→ SET PROBLEM
Reproduce exactly the lines from the one that holds "Serialize everything readable" through the last line of the entries, both ends included, but not the pictures.

→ SUPPLIED ENTRIES

_ _ _

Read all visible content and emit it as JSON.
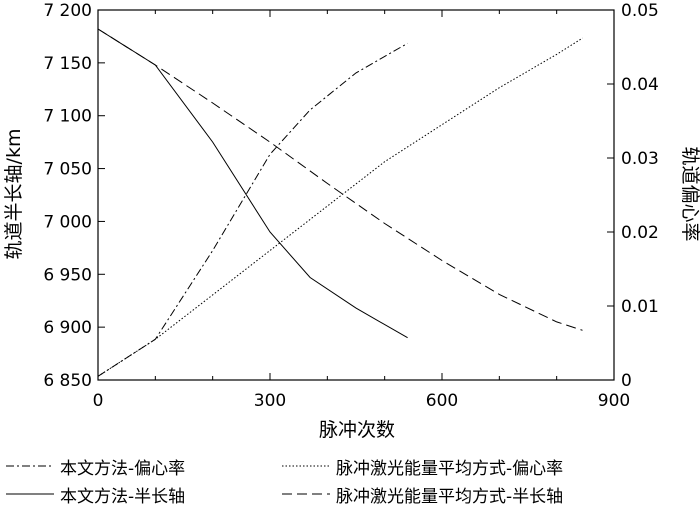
{
  "chart_data": {
    "type": "line",
    "xlabel": "脉冲次数",
    "ylabel_left": "轨道半长轴/km",
    "ylabel_right": "轨道偏心率",
    "xlim": [
      0,
      900
    ],
    "ylim_left": [
      6850,
      7200
    ],
    "ylim_right": [
      0,
      0.05
    ],
    "x_ticks": [
      "0",
      "300",
      "600",
      "900"
    ],
    "y_left_ticks": [
      "6 850",
      "6 900",
      "6 950",
      "7 000",
      "7 050",
      "7 100",
      "7 150",
      "7 200"
    ],
    "y_right_ticks": [
      "0",
      "0.01",
      "0.02",
      "0.03",
      "0.04",
      "0.05"
    ],
    "grid": false,
    "legend_position": "bottom",
    "series": [
      {
        "name": "本文方法-偏心率",
        "axis": "right",
        "dash": "dashdot",
        "x": [
          0,
          100,
          200,
          300,
          370,
          450,
          540
        ],
        "y": [
          0.0005,
          0.0055,
          0.0175,
          0.0305,
          0.0365,
          0.0415,
          0.0455
        ]
      },
      {
        "name": "脉冲激光能量平均方式-偏心率",
        "axis": "right",
        "dash": "dotted",
        "x": [
          0,
          100,
          200,
          300,
          400,
          500,
          600,
          700,
          800,
          845
        ],
        "y": [
          0.0005,
          0.0055,
          0.0115,
          0.0175,
          0.0235,
          0.0295,
          0.0345,
          0.0395,
          0.044,
          0.0462
        ]
      },
      {
        "name": "本文方法-半长轴",
        "axis": "left",
        "dash": "solid",
        "x": [
          0,
          100,
          200,
          300,
          370,
          450,
          540
        ],
        "y": [
          7182,
          7148,
          7075,
          6990,
          6947,
          6918,
          6890
        ]
      },
      {
        "name": "脉冲激光能量平均方式-半长轴",
        "axis": "left",
        "dash": "dashed",
        "x": [
          0,
          100,
          200,
          300,
          400,
          500,
          600,
          700,
          800,
          845
        ],
        "y": [
          7182,
          7148,
          7112,
          7075,
          7036,
          6998,
          6963,
          6931,
          6905,
          6897
        ]
      }
    ]
  }
}
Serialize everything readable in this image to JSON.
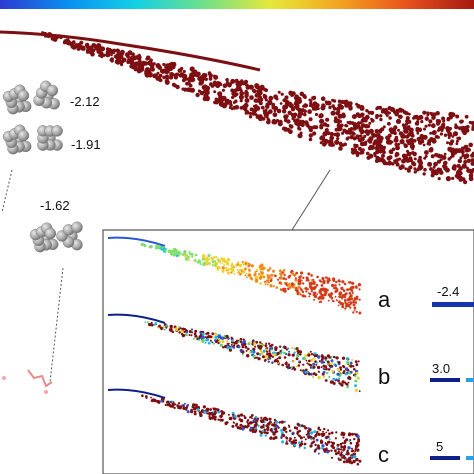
{
  "colorbar": {
    "gradient": [
      "#2f3bd1",
      "#0a8ff0",
      "#13d0e6",
      "#6fe08a",
      "#e6e83a",
      "#f3a520",
      "#e8531c",
      "#a51812"
    ]
  },
  "main_cloud": {
    "color": "#7d0f12"
  },
  "cluster_labels": [
    {
      "value": "-2.12"
    },
    {
      "value": "-1.91"
    },
    {
      "value": "-1.62"
    }
  ],
  "panels": [
    {
      "letter": "a",
      "scale_label": "-2.4",
      "bar_color": "#1733b0",
      "accent_color": "#2c6fe0"
    },
    {
      "letter": "b",
      "scale_label": "3.0",
      "bar_color": "#0e1f8a",
      "accent_color": "#2aa0e8"
    },
    {
      "letter": "c",
      "scale_label": "5",
      "bar_color": "#0e1f8a",
      "accent_color": "#2aa0e8"
    }
  ],
  "colors": {
    "cluster_fill": "#a5a5a5",
    "leader_line": "#555555",
    "faint_marks": "#f0a8a8",
    "inset_border": "#333333"
  }
}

_ _ _

→ SOLUTION TO THE EXERCISE
Serialize everything readable in this image to JSON.
{
  "colorbar": {
    "gradient": [
      "#2f3bd1",
      "#0a8ff0",
      "#13d0e6",
      "#6fe08a",
      "#e6e83a",
      "#f3a520",
      "#e8531c",
      "#a51812"
    ]
  },
  "main_cloud": {
    "color": "#7d0f12"
  },
  "cluster_labels": [
    {
      "value": "-2.12"
    },
    {
      "value": "-1.91"
    },
    {
      "value": "-1.62"
    }
  ],
  "panels": [
    {
      "letter": "a",
      "scale_label": "-2.4",
      "bar_color": "#1733b0",
      "accent_color": "#2c6fe0"
    },
    {
      "letter": "b",
      "scale_label": "3.0",
      "bar_color": "#0e1f8a",
      "accent_color": "#2aa0e8"
    },
    {
      "letter": "c",
      "scale_label": "5",
      "bar_color": "#0e1f8a",
      "accent_color": "#2aa0e8"
    }
  ],
  "colors": {
    "cluster_fill": "#a5a5a5",
    "leader_line": "#555555",
    "faint_marks": "#f0a8a8",
    "inset_border": "#333333"
  }
}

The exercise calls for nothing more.